WHAT THE TASK ASKS
Only the number is needed: count the lines below that hold the string "scale".

[Extracts from a graphics dataset]

+++

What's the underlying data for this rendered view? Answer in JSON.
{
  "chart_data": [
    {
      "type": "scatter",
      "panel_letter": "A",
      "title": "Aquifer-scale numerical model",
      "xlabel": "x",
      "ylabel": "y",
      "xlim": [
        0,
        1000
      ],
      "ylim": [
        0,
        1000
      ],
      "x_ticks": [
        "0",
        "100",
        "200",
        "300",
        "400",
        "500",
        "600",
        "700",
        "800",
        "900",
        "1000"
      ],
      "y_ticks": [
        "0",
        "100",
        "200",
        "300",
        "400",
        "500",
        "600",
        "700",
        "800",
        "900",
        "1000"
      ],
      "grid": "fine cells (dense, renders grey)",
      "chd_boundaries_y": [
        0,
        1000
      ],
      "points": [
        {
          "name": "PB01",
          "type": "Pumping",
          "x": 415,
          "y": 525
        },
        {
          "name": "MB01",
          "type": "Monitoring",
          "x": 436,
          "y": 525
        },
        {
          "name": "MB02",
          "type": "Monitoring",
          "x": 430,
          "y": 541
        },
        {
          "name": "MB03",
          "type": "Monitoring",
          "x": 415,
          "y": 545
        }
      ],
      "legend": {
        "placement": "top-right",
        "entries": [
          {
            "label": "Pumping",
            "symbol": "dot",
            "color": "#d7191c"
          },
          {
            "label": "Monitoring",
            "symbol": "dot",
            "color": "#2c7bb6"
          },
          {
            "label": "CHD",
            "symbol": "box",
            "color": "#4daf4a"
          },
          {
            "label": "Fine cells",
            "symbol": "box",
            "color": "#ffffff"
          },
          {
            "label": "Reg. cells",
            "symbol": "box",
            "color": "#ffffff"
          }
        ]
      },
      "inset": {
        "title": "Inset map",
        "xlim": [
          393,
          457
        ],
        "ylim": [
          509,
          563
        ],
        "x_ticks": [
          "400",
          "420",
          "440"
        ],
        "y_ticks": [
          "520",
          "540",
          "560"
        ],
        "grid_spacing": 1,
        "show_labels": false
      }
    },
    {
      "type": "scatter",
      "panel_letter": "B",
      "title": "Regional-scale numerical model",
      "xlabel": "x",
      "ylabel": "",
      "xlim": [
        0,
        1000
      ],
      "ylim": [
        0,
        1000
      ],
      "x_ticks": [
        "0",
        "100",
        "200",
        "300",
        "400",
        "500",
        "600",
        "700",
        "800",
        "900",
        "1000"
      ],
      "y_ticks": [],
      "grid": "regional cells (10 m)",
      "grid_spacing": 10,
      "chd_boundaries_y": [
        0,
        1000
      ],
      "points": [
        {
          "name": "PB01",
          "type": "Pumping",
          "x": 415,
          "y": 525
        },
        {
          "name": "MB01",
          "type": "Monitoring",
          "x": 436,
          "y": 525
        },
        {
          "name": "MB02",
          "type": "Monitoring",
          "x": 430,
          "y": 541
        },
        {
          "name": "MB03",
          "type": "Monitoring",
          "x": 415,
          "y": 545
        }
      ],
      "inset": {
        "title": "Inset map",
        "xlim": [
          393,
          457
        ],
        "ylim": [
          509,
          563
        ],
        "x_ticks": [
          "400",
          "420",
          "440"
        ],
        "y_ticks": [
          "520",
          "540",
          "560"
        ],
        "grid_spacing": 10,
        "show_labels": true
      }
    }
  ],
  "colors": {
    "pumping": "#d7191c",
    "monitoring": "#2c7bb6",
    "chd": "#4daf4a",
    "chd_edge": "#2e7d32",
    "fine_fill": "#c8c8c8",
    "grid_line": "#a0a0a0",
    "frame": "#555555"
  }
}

+++

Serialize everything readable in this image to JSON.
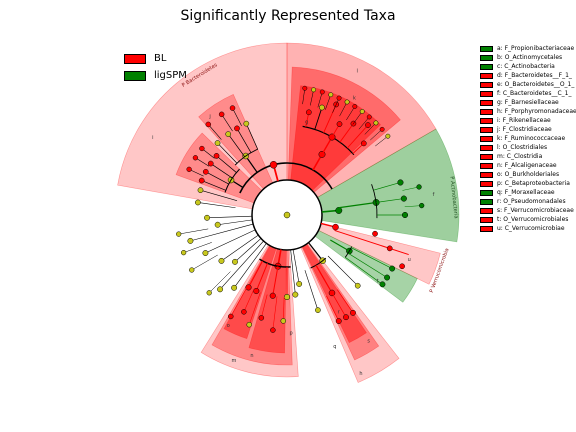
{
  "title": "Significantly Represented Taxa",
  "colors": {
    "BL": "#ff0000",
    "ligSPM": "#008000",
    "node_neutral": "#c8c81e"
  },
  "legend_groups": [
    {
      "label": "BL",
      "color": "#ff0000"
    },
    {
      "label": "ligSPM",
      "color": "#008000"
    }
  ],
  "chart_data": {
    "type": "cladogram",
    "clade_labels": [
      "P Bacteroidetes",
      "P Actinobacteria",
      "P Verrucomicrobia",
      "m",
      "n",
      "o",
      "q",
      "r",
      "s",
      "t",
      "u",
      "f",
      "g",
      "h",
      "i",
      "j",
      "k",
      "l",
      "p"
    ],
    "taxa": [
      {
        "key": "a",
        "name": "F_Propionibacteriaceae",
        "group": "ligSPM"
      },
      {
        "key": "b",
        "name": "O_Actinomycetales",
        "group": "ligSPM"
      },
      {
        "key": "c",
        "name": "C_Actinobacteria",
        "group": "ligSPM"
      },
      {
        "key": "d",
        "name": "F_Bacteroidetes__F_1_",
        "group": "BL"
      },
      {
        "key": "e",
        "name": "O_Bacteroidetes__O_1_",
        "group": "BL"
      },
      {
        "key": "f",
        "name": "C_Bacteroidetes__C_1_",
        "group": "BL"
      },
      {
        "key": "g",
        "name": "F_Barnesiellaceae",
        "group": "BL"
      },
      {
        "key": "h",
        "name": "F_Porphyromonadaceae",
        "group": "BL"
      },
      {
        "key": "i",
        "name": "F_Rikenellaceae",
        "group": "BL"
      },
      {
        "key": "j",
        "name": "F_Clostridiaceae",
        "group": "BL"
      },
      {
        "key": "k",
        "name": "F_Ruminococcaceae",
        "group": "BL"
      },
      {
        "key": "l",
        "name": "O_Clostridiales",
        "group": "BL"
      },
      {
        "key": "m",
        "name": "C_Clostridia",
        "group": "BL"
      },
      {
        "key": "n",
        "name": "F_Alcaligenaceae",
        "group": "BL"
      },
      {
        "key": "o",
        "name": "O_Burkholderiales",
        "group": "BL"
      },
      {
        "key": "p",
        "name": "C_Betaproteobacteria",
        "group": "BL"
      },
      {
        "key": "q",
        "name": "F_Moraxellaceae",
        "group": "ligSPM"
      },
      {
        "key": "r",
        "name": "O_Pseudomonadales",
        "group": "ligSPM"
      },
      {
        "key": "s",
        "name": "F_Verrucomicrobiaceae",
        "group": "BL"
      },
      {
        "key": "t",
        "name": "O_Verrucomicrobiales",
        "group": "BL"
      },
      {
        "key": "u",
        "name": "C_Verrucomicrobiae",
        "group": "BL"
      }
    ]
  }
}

+++

EXPECTED ANSWER
2